[Set exercise]:
Pick out each line of the records that includes the string "true", and copy it.

[Figure contents as structured data]
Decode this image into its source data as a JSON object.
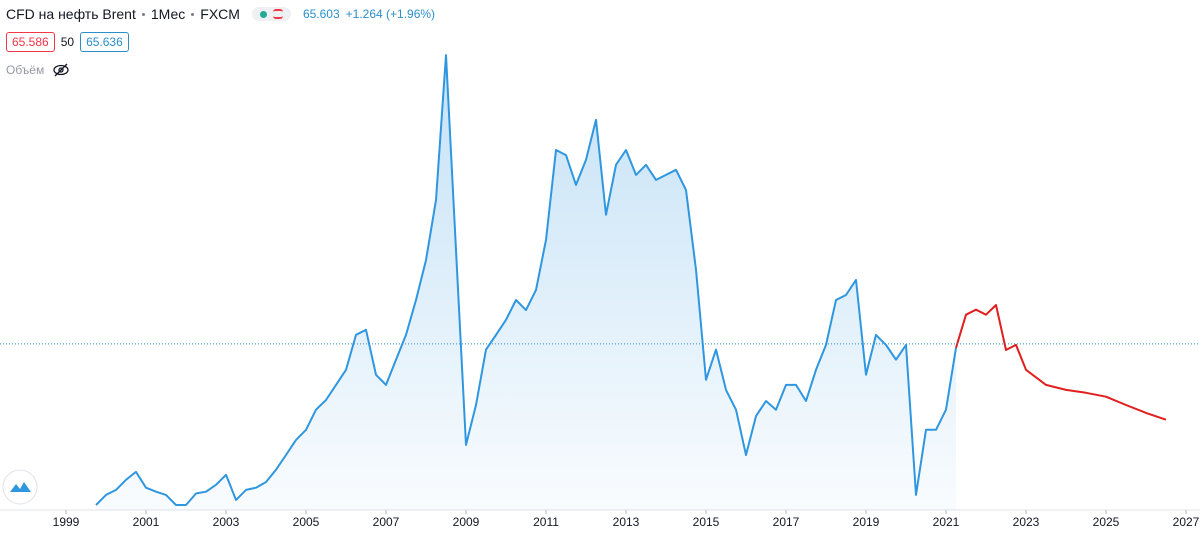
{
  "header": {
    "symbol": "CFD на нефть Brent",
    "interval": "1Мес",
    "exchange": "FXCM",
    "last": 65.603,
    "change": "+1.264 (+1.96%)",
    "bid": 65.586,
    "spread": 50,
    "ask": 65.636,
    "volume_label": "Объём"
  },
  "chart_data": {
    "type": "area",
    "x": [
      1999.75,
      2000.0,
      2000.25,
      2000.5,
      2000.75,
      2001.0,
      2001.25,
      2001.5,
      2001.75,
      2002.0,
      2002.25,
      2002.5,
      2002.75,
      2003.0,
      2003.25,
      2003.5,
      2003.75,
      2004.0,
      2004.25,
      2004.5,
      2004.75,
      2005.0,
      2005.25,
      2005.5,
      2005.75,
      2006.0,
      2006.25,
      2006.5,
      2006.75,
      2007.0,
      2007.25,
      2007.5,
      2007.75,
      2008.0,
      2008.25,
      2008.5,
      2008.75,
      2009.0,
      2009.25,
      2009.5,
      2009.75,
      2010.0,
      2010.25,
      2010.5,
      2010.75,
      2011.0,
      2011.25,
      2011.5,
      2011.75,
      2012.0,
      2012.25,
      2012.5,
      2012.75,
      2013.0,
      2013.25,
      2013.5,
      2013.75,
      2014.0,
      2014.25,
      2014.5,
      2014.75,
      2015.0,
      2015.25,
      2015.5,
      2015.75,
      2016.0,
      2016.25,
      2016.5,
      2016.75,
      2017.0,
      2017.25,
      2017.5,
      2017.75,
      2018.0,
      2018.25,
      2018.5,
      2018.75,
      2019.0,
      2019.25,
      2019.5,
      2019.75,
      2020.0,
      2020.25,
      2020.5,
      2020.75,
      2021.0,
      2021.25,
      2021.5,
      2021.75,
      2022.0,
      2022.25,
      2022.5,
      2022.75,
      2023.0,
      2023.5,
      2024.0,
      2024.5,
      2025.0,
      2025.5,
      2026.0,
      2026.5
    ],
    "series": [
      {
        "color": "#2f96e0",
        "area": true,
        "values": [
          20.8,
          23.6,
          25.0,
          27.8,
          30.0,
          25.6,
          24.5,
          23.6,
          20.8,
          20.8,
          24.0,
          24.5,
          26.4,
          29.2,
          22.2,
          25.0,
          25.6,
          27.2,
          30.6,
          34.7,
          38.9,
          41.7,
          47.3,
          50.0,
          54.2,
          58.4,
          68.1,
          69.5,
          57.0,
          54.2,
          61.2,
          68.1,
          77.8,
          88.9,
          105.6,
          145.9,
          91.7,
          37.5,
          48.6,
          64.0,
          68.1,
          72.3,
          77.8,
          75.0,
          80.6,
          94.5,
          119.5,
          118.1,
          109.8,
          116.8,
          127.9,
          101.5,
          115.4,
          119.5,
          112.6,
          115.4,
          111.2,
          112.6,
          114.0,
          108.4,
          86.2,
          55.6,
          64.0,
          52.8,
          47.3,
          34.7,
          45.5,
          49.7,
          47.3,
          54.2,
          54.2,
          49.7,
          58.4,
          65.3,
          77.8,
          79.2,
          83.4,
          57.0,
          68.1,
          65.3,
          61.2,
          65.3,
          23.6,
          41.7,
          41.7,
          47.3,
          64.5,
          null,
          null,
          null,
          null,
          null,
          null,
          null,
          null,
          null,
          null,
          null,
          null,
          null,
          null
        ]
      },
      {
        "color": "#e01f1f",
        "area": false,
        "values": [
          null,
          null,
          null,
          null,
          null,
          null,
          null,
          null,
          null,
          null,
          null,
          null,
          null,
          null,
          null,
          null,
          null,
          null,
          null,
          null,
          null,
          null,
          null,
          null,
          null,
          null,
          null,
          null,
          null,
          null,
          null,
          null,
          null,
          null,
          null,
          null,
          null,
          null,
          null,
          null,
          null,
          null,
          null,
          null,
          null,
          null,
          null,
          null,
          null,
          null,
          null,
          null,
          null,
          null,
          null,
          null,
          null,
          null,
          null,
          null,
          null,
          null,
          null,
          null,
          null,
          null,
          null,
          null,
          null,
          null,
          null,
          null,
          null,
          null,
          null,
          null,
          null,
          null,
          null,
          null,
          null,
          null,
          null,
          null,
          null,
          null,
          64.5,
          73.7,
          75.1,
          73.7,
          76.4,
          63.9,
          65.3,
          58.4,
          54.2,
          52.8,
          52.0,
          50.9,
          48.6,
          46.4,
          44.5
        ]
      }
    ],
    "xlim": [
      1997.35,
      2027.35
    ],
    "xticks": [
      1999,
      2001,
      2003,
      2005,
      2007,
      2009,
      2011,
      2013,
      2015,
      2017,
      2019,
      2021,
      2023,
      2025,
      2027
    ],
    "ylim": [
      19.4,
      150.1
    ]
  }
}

...

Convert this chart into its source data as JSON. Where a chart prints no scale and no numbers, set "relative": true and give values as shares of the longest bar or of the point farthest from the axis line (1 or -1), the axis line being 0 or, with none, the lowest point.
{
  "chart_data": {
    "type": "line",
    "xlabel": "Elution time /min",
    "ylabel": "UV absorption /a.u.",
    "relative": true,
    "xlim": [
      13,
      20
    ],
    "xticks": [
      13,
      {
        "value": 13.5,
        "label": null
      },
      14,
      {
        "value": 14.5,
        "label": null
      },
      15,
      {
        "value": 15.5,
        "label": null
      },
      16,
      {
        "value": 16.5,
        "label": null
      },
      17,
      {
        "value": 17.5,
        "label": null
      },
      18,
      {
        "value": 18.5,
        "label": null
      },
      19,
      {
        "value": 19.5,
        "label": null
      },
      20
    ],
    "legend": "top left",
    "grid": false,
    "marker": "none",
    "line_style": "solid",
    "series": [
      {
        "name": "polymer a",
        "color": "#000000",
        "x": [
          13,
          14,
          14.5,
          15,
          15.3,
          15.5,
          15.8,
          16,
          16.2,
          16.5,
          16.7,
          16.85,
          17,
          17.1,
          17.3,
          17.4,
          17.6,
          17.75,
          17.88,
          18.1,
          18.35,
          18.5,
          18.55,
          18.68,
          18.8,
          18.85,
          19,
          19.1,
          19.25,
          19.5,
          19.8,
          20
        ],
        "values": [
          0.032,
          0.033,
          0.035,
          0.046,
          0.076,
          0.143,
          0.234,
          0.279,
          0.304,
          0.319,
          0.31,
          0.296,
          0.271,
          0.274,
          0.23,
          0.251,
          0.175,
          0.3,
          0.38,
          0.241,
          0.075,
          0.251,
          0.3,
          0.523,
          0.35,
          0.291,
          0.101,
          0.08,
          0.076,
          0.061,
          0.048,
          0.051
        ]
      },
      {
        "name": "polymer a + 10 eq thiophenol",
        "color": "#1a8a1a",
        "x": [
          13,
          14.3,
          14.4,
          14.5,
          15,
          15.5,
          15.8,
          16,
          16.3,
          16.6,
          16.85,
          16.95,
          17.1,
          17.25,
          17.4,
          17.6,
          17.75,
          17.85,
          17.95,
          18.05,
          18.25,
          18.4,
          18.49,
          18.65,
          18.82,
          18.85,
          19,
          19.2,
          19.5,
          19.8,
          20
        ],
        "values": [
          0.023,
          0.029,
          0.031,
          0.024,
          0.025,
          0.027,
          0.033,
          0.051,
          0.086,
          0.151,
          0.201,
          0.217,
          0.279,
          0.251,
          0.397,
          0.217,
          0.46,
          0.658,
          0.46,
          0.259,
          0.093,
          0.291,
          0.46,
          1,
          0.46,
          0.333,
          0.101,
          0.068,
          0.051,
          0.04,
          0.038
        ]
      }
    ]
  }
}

[Solution for this exercise]:
        "area": true,
Convert this chart into its source data as JSON. Where a chart prints no scale and no numbers, set "relative": true and give values as shares of the longest bar or of the point farthest from the axis line (1 or -1), the axis line being 0 or, with none, the lowest point.
    "relative": true,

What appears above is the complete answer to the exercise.